Friday, January 15, 2010

Resident Evil: Darkside Chronicles Unboxing and Review

Yes readers. Everyone is doing unboxing these days and pretending it is an interesting thing to do. So much like our Dead Rising unboxing we're going to go through the motions with the new Resident Evil Darkside Chronicles although this time in one big fat update rather than separate blogs for the box, disc and book and eventually game.
So we got Darkside Chronicles off the internet so no bag this time. But it did come in cellophane which is nice. Sometimes in GAME you buy a new game and it doesn't have the wrap which makes us sad. This time we know we're the first ones to see it outside of China as you might be able to make out from this image:
Shiny
We got a new phone so you can see things better in this update. So the box looks good. It has shattered glass on it which is a theme throughout the game. A nice theme mind. Naturally, once you've seen the front you have to flip her over and pretend she is a boy:
MIND BLOWING GRAPHICS
Tasty, tasty and you've got to love the unprovable claim of MIND BLOWING GRAPHICS and it isn't as if you can't stick together to STAY ALIVE because it is a shooter. On rails. There is no splitting up by definition. Still. Whack it on the box ey! We are so desensitised to back of box lies and this is a prime example why. Ridiculous claims that appear to be aimed at exciting FIVE YEAR OLDS and "screenshots" mixed with artwork. Still we are not ones to judge a game by the back of the box. Next let's look at the spine:

Oh you mother fuckers. You did not. You did not. You may not be able to tell from the above screenshot, but instead of putting the title of the game in nice understated letters on the spine, in order for the box to nicely fit on the game shelf without looking like something the aforementioned FIVE YEAR OLDS would get excited about, what has happened is nothing short of a tragedy worse than starvation and or genocide. This game had to be different with bloody great letters with some kind of edgy survival font on it. This is shit. Here is how shit it looks on the shelf:
Shit
Nice job Capcom. You might be able to make out that this is "Way to ruin the shelf". It was bad enough coping with Umbrella Chronicles' confusing capitalisations or Resident Evil 4's metal box mucking up the PlayStation 2 section but this is the pits. Ugh. So angry. Why? Why do that? Anyway disc-art next before we commit suicide. Let's see if they have 'accidentally' printed it onto a platinum disc to ruin the look of the binder whilst we are at it.
----------------
__Your tasks__:
1. Do these statements agree with the unboxing review? For each, answer yes or no and quote the words from the review that decide it.
(a) The reviewers bought the game in a GAME store.
(b) The game's box shows shattered glass.
(c) The game is a shooter on rails.
2. Can you restate, word for word, the part of the unboxing review starting with "Yes readers. Everyone" and going on through "and eventually game."?

__Recorded data__:
----------------
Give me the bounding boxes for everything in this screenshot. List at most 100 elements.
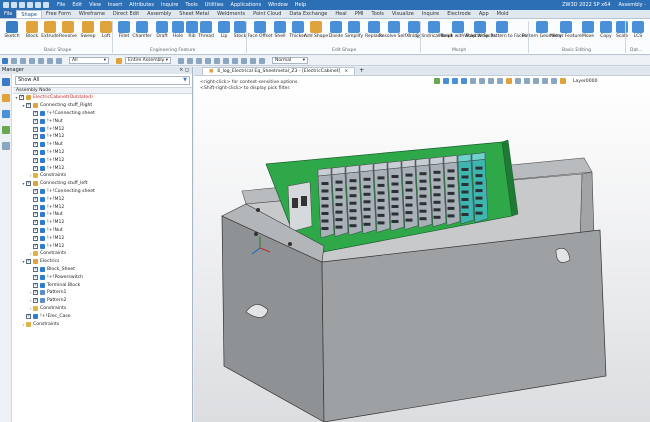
visibility-checkbox[interactable] [33, 282, 38, 288]
view-tab-icon[interactable] [2, 110, 10, 118]
ribbon-tab[interactable]: Point Cloud [249, 10, 285, 18]
visibility-checkbox[interactable] [33, 110, 38, 116]
ribbon-tab[interactable]: Inquire [418, 10, 443, 18]
tree-node[interactable]: !+!M12 [13, 164, 192, 172]
new-tab-button[interactable]: + [359, 67, 364, 75]
new-file-icon[interactable] [11, 2, 17, 8]
section-icon[interactable] [205, 57, 211, 64]
tree-node[interactable]: ▾ElectricCabinet(Outdated) [13, 94, 192, 102]
layer-tab-icon[interactable] [2, 126, 10, 134]
ribbon-tab[interactable]: Wireframe [75, 10, 109, 18]
ribbon-button[interactable]: Loft [96, 21, 116, 39]
ribbon-tab[interactable]: Visualize [388, 10, 418, 18]
display-icon[interactable] [232, 57, 238, 64]
assembly-scope-icon[interactable] [116, 57, 122, 64]
menu-item[interactable]: Tools [185, 2, 197, 8]
ribbon-tab[interactable]: Weldments [213, 10, 249, 18]
cabinet-model[interactable] [194, 76, 650, 422]
view-icon[interactable] [178, 57, 184, 64]
tree-node[interactable]: › Constraints [13, 320, 192, 328]
tree-node[interactable]: !+!M12 [13, 195, 192, 203]
menu-item[interactable]: Help [295, 2, 306, 8]
visibility-checkbox[interactable] [33, 196, 38, 202]
ribbon-tab[interactable]: Mold [493, 10, 513, 18]
ribbon-button[interactable]: Shell [270, 21, 290, 39]
assembly-scope-select[interactable]: Entire Assembly ▾ [125, 57, 171, 64]
visibility-checkbox[interactable] [33, 266, 38, 272]
tree-node[interactable]: !+!Connecting sheet [13, 188, 192, 196]
tree-node[interactable]: !+!Powerswitch [13, 273, 192, 281]
ribbon-button[interactable]: Thread [196, 21, 216, 39]
ribbon-button[interactable]: Simplify [344, 21, 364, 39]
close-icon[interactable]: × ◻ [179, 67, 192, 74]
tree-node[interactable]: !+!Elec_Case [13, 312, 192, 320]
ribbon-tab[interactable]: App [475, 10, 493, 18]
attributes-icon[interactable] [241, 57, 247, 64]
visibility-checkbox[interactable] [33, 297, 38, 304]
open-file-icon[interactable] [19, 2, 25, 8]
3d-viewport[interactable]: <right-click> for context-sensitive opti… [194, 76, 650, 422]
tree-node[interactable]: !+!Nut [13, 227, 192, 235]
tree-node[interactable]: ›Pattern2 [13, 297, 192, 305]
ribbon-tab[interactable]: Assembly [143, 10, 175, 18]
ribbon-button[interactable]: Sweep [78, 21, 98, 39]
select-icon[interactable] [2, 57, 8, 64]
history-tab-icon[interactable] [2, 78, 10, 86]
grid-icon[interactable] [56, 57, 62, 64]
tree-node[interactable]: Block_Sheet [13, 266, 192, 274]
visibility-checkbox[interactable] [33, 188, 38, 194]
menu-item[interactable]: Edit [72, 2, 82, 8]
visibility-checkbox[interactable] [33, 133, 38, 140]
tree-node[interactable]: ›Pattern1 [13, 289, 192, 297]
filter-icon[interactable] [11, 57, 17, 64]
tree-node[interactable]: !+!M12 [13, 125, 192, 133]
ribbon-button[interactable]: Sketch [2, 21, 22, 39]
render-mode-icon[interactable] [187, 57, 193, 64]
menu-item[interactable]: Attributes [129, 2, 154, 8]
layer-icon[interactable] [38, 57, 44, 64]
visibility-checkbox[interactable] [33, 243, 38, 249]
tree-node[interactable]: !+!M12 [13, 149, 192, 157]
visibility-checkbox[interactable] [26, 180, 31, 187]
tree-node[interactable]: ▾Electrics [13, 258, 192, 266]
tree-node[interactable]: › Constraints [13, 172, 192, 180]
ribbon-tab[interactable]: Free Form [42, 10, 75, 18]
ribbon-button[interactable]: LCS [628, 21, 648, 39]
document-tab[interactable]: ■ 6_log_Electrical Eq_Sheetmetal_Z3 - [E… [202, 67, 356, 75]
visibility-checkbox[interactable] [33, 126, 38, 132]
visibility-checkbox[interactable] [33, 219, 38, 226]
visibility-checkbox[interactable] [26, 313, 31, 319]
tree-node[interactable]: › Constraints [13, 305, 192, 313]
quick-access-toolbar[interactable] [3, 2, 49, 8]
ribbon-tab[interactable]: Sheet Metal [175, 10, 213, 18]
redo-icon[interactable] [43, 2, 49, 8]
ribbon-button[interactable]: Revolve [58, 21, 78, 39]
menu-item[interactable]: Applications [231, 2, 262, 8]
visibility-checkbox[interactable] [33, 118, 38, 124]
light-icon[interactable] [223, 57, 229, 64]
tree-node[interactable]: ▾Connecting stuff_left [13, 180, 192, 188]
snap-icon[interactable] [47, 57, 53, 64]
menu-item[interactable]: View [89, 2, 101, 8]
tree-node[interactable]: Terminal Block [13, 281, 192, 289]
tree-node[interactable]: !+!M12 [13, 133, 192, 141]
close-tab-icon[interactable]: × [344, 68, 348, 75]
visibility-checkbox[interactable] [19, 94, 24, 101]
pick-icon[interactable] [20, 57, 26, 64]
ribbon-button[interactable]: Face Offset [247, 21, 273, 39]
material-icon[interactable] [259, 57, 265, 64]
menu-item[interactable]: File [57, 2, 65, 8]
ribbon-button[interactable]: Wrap Pattern to Faces [477, 21, 527, 39]
ribbon-button[interactable]: Chamfer [132, 21, 152, 39]
color-icon[interactable] [250, 57, 256, 64]
tree-node[interactable]: ▾Connecting stuff_Right [13, 102, 192, 110]
properties-tab-icon[interactable] [2, 142, 10, 150]
menu-item[interactable]: Inquire [161, 2, 178, 8]
tree-node[interactable]: › Constraints [13, 250, 192, 258]
visibility-checkbox[interactable] [33, 235, 38, 241]
ribbon-tab[interactable]: Data Exchange [285, 10, 331, 18]
ribbon-button[interactable]: Divide [326, 21, 346, 39]
menu-item[interactable]: Utilities [205, 2, 224, 8]
render-style-select[interactable]: Normal ▾ [272, 57, 308, 64]
visibility-checkbox[interactable] [33, 141, 38, 148]
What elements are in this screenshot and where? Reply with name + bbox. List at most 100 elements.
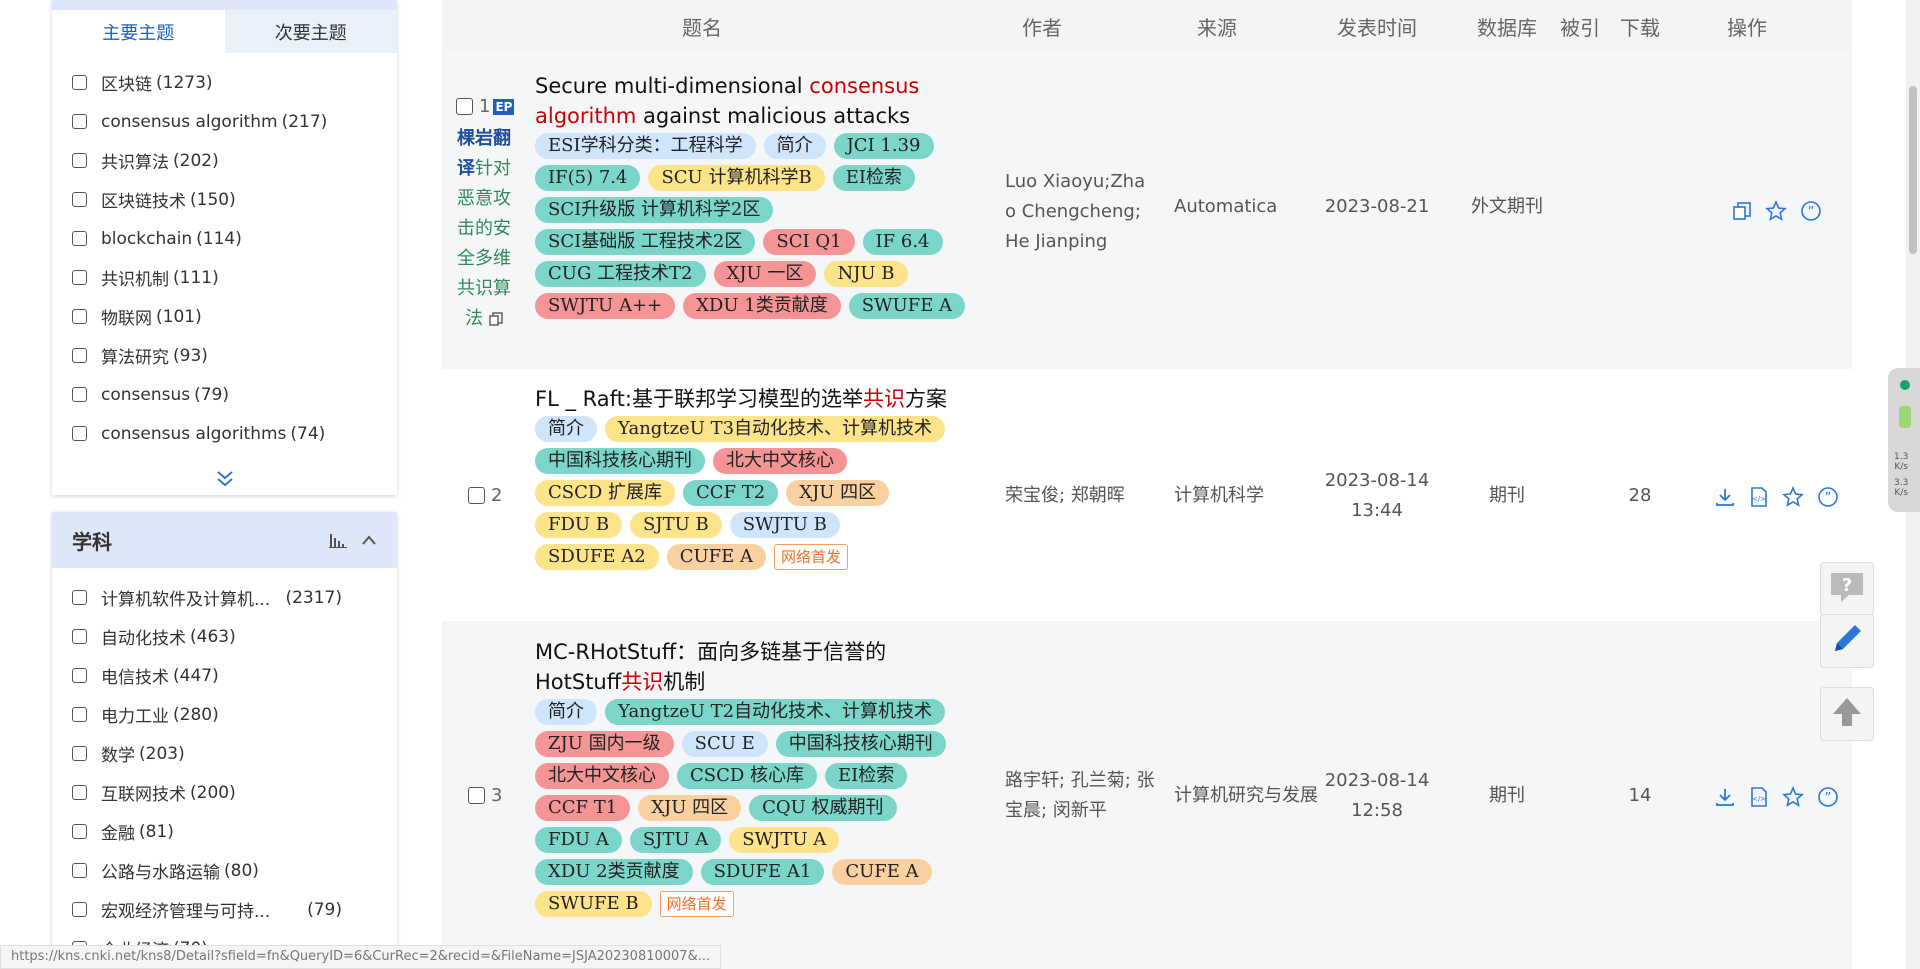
----------------
__Solutions to the tasks__:
1.
(a) No: "So we got Darkside Chronicles off the internet so no bag this time."
(b) Yes: "It has shattered glass on it which is a theme throughout the game."
(c) Yes: "it is a shooter. On rails."

2.
Yes readers. Everyone is doing unboxing these days and pretending it is an interesting thing to do. So much like our Dead Rising unboxing we're going to go through the motions with the new Resident Evil Darkside Chronicles although this time in one big fat update rather than separate blogs for the box, disc and book and eventually game.